Exercise details: Display every line of the listing below that contains the string "marker", copying each such line in full.

Material for the task:
# # # # # # #
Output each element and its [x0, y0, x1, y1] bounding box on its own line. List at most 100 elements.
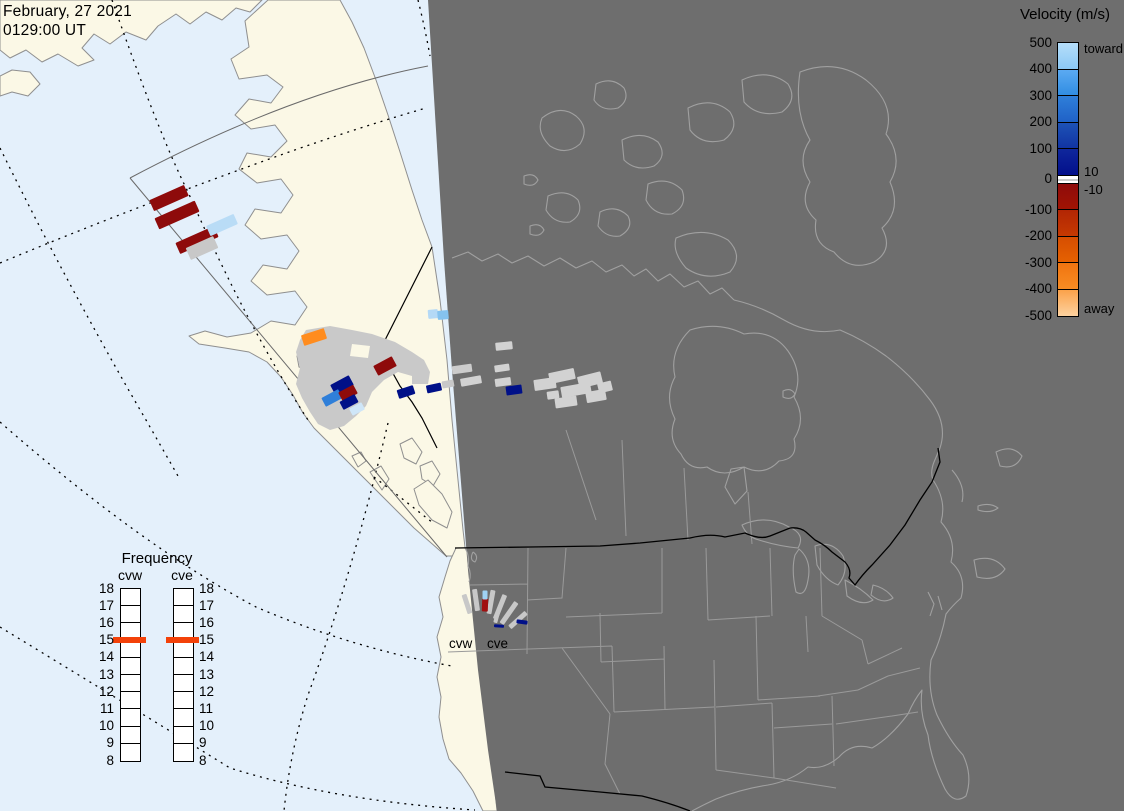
# # # # # # #
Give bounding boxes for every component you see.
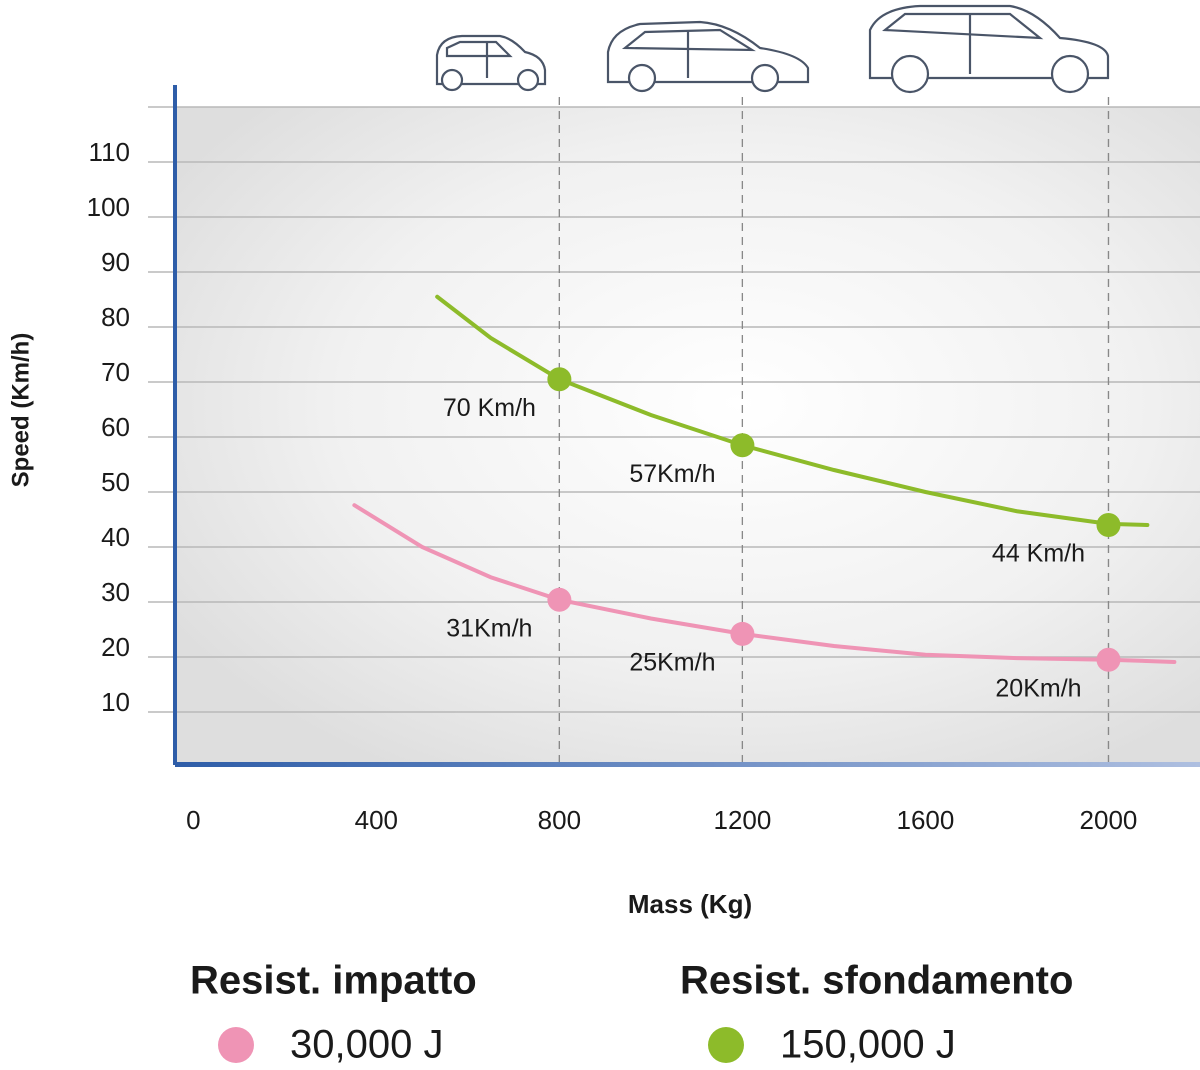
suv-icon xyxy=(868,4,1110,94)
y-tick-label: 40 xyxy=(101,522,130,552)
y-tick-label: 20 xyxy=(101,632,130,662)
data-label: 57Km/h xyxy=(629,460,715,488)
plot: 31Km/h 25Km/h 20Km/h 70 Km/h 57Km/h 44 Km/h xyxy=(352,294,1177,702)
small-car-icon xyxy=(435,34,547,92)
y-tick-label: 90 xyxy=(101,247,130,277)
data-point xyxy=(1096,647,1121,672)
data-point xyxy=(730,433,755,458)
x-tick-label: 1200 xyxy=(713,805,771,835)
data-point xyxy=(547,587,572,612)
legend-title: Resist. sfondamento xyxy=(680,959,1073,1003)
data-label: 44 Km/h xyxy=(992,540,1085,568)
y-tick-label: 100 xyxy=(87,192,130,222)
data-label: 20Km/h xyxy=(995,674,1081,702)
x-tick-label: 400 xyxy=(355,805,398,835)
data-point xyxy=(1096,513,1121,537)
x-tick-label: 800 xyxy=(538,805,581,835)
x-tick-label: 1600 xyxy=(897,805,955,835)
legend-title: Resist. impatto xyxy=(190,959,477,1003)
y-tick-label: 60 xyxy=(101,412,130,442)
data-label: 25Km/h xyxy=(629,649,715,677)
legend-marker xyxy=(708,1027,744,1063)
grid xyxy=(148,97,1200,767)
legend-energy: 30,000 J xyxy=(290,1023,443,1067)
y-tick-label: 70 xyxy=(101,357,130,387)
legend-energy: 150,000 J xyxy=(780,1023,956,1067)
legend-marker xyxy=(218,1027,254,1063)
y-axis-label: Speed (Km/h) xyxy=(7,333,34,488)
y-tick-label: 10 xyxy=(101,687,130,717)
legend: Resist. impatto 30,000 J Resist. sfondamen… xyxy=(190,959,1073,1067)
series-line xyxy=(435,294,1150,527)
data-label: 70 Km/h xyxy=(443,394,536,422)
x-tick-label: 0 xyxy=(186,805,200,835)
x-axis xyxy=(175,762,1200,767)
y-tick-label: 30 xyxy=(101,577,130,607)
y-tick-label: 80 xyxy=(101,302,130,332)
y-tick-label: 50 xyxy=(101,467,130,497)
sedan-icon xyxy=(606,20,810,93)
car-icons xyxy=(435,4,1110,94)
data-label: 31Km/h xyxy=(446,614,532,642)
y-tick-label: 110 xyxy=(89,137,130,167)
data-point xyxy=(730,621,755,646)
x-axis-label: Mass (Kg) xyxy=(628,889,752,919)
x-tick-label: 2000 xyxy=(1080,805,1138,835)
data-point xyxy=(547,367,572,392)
# # # # # # #
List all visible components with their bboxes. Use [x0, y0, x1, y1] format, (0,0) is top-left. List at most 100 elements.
# # # # # # #
Worked answer:
legend-marker xyxy=(708,1027,744,1063)
legend-marker xyxy=(218,1027,254,1063)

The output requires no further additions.